Copy, from the entries below, each line in which the string "name" appears.
* START *
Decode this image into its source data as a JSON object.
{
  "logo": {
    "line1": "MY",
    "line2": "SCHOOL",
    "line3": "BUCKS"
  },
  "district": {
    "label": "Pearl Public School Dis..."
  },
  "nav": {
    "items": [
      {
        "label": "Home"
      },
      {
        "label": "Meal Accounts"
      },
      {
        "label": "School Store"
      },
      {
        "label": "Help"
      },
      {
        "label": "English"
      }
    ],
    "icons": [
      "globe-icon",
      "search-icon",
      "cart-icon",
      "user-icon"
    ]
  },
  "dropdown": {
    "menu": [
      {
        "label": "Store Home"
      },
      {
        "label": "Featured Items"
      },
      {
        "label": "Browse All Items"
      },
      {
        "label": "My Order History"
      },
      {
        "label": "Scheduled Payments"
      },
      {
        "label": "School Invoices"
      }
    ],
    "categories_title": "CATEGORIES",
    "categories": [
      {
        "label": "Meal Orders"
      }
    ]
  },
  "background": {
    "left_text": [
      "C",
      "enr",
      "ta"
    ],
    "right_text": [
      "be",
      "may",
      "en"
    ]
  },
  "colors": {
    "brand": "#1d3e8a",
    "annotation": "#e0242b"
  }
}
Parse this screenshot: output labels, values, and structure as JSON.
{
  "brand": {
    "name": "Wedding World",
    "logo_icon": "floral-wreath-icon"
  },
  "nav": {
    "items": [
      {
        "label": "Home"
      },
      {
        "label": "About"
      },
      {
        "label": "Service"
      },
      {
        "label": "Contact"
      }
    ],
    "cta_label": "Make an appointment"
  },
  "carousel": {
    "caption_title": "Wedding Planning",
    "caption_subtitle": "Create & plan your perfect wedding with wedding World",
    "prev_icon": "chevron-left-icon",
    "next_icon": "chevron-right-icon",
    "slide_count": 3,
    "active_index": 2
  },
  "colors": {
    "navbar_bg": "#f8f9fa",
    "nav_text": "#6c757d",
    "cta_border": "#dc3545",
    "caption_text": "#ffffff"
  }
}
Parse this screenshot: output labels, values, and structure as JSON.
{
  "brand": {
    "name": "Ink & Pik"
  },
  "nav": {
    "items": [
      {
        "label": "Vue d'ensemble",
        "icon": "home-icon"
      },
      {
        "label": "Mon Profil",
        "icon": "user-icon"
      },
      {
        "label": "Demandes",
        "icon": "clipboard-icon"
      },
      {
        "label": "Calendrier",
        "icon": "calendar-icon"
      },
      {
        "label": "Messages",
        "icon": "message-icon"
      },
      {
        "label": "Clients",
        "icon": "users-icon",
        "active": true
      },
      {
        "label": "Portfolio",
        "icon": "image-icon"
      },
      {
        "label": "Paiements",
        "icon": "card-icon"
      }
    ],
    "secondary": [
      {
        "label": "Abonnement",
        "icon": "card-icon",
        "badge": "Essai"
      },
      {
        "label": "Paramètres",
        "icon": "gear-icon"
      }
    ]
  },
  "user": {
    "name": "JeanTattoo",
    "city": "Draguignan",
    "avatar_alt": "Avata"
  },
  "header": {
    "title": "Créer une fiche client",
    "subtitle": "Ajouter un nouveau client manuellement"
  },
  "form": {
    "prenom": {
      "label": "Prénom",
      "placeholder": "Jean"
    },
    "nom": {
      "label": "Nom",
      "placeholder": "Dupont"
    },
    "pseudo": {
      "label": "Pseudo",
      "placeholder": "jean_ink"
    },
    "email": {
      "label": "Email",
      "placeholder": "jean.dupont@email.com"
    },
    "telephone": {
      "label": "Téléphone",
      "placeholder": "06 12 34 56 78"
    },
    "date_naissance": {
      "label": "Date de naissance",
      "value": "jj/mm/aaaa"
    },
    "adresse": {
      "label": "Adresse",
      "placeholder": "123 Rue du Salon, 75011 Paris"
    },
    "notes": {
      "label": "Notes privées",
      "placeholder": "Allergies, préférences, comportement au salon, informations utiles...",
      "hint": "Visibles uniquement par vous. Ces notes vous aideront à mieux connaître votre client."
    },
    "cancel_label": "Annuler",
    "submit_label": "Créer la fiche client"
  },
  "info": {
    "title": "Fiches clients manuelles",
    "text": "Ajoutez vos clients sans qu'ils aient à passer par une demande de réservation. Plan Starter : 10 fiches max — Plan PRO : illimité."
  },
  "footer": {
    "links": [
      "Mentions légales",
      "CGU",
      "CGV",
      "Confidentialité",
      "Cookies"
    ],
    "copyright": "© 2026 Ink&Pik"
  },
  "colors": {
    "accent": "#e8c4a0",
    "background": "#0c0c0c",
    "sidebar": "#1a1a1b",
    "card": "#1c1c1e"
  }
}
* END *
Task result -
    "name": "Wedding World",
    "name": "Ink & Pik"
    "name": "JeanTattoo",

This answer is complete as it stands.